Given instruction> Transcribe all of the material exactly. Any picture in it should be left out.

(begin)

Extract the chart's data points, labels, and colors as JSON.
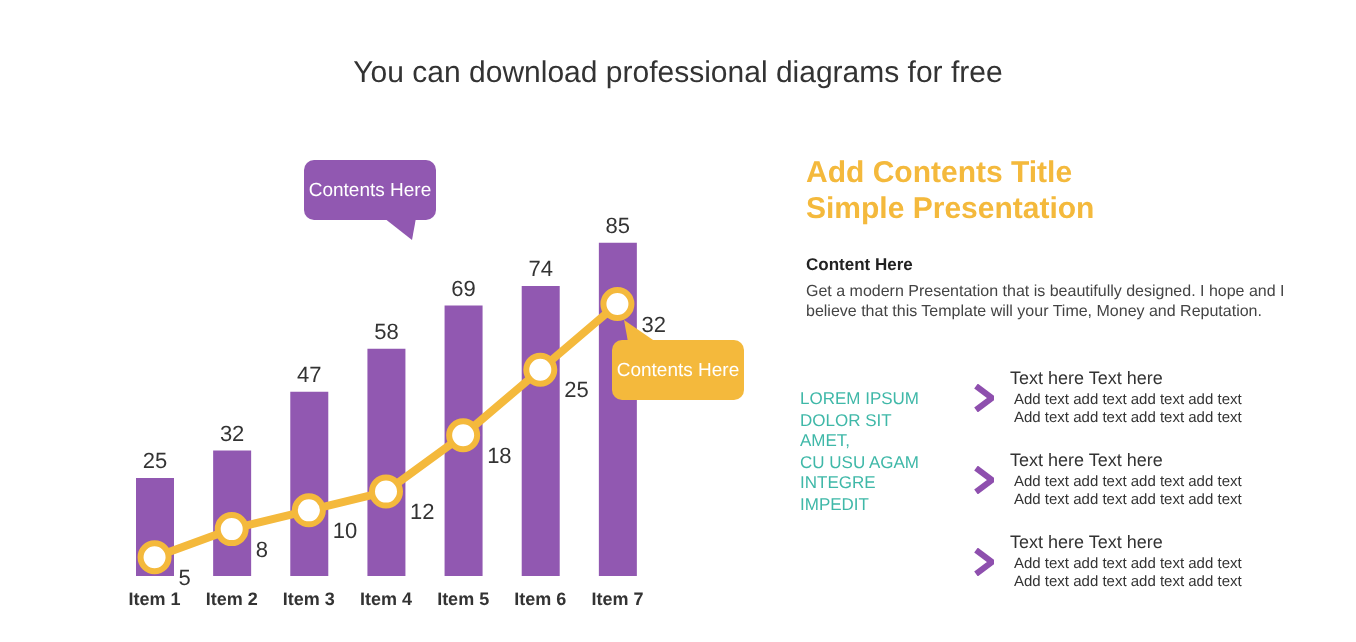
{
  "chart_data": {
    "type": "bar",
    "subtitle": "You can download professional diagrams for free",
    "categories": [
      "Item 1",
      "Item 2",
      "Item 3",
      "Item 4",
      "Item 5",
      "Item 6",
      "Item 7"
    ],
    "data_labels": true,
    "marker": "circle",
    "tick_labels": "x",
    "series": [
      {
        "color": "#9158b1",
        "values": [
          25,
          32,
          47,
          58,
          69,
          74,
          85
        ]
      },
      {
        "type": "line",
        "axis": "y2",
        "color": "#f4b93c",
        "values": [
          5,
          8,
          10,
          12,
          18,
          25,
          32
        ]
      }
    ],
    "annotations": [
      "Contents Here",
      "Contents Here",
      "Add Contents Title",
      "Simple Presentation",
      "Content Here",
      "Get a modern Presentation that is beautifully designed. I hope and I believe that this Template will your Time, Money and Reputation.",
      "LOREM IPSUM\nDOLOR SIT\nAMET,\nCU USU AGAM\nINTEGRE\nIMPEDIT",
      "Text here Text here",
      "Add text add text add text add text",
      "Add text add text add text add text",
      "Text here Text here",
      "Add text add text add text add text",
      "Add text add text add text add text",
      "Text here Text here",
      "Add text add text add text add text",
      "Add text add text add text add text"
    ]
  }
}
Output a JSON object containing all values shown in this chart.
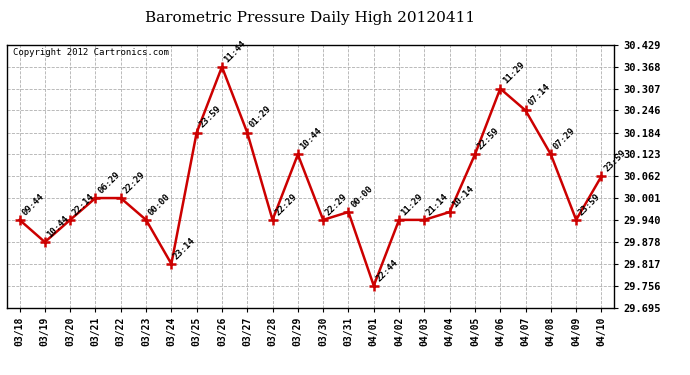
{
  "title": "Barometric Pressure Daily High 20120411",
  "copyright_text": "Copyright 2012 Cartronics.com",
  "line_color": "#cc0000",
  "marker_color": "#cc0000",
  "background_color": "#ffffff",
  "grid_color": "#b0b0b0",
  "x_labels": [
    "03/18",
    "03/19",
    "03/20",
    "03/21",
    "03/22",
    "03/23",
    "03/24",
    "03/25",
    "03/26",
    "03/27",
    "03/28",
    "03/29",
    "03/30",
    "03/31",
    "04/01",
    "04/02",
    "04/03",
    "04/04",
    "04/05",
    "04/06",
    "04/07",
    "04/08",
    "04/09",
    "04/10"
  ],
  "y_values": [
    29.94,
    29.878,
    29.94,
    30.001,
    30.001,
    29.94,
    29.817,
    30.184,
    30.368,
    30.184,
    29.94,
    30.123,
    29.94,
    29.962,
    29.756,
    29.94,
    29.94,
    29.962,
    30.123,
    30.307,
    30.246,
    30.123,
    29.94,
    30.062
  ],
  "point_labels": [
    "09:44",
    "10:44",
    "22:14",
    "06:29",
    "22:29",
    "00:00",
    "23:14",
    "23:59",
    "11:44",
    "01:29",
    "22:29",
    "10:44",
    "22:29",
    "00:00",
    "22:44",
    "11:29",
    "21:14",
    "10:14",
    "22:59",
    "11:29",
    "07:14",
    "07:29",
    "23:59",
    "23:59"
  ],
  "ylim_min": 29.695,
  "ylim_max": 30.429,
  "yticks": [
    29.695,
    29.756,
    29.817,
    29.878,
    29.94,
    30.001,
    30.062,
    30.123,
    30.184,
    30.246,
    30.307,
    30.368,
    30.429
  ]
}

(end)

Completed task>
Extract the chart's data points, labels, and colors as JSON.
{
  "chart_data": {
    "type": "bar",
    "subtitle": "You can download professional diagrams for free",
    "categories": [
      "Item 1",
      "Item 2",
      "Item 3",
      "Item 4",
      "Item 5",
      "Item 6",
      "Item 7"
    ],
    "data_labels": true,
    "marker": "circle",
    "tick_labels": "x",
    "series": [
      {
        "color": "#9158b1",
        "values": [
          25,
          32,
          47,
          58,
          69,
          74,
          85
        ]
      },
      {
        "type": "line",
        "axis": "y2",
        "color": "#f4b93c",
        "values": [
          5,
          8,
          10,
          12,
          18,
          25,
          32
        ]
      }
    ],
    "annotations": [
      "Contents Here",
      "Contents Here",
      "Add Contents Title",
      "Simple Presentation",
      "Content Here",
      "Get a modern Presentation that is beautifully designed. I hope and I believe that this Template will your Time, Money and Reputation.",
      "LOREM IPSUM\nDOLOR SIT\nAMET,\nCU USU AGAM\nINTEGRE\nIMPEDIT",
      "Text here Text here",
      "Add text add text add text add text",
      "Add text add text add text add text",
      "Text here Text here",
      "Add text add text add text add text",
      "Add text add text add text add text",
      "Text here Text here",
      "Add text add text add text add text",
      "Add text add text add text add text"
    ]
  }
}
Output a JSON object containing all values shown in this chart.
{
  "title": "Barometric Pressure Daily High 20120411",
  "copyright_text": "Copyright 2012 Cartronics.com",
  "line_color": "#cc0000",
  "marker_color": "#cc0000",
  "background_color": "#ffffff",
  "grid_color": "#b0b0b0",
  "x_labels": [
    "03/18",
    "03/19",
    "03/20",
    "03/21",
    "03/22",
    "03/23",
    "03/24",
    "03/25",
    "03/26",
    "03/27",
    "03/28",
    "03/29",
    "03/30",
    "03/31",
    "04/01",
    "04/02",
    "04/03",
    "04/04",
    "04/05",
    "04/06",
    "04/07",
    "04/08",
    "04/09",
    "04/10"
  ],
  "y_values": [
    29.94,
    29.878,
    29.94,
    30.001,
    30.001,
    29.94,
    29.817,
    30.184,
    30.368,
    30.184,
    29.94,
    30.123,
    29.94,
    29.962,
    29.756,
    29.94,
    29.94,
    29.962,
    30.123,
    30.307,
    30.246,
    30.123,
    29.94,
    30.062
  ],
  "point_labels": [
    "09:44",
    "10:44",
    "22:14",
    "06:29",
    "22:29",
    "00:00",
    "23:14",
    "23:59",
    "11:44",
    "01:29",
    "22:29",
    "10:44",
    "22:29",
    "00:00",
    "22:44",
    "11:29",
    "21:14",
    "10:14",
    "22:59",
    "11:29",
    "07:14",
    "07:29",
    "23:59",
    "23:59"
  ],
  "ylim_min": 29.695,
  "ylim_max": 30.429,
  "yticks": [
    29.695,
    29.756,
    29.817,
    29.878,
    29.94,
    30.001,
    30.062,
    30.123,
    30.184,
    30.246,
    30.307,
    30.368,
    30.429
  ]
}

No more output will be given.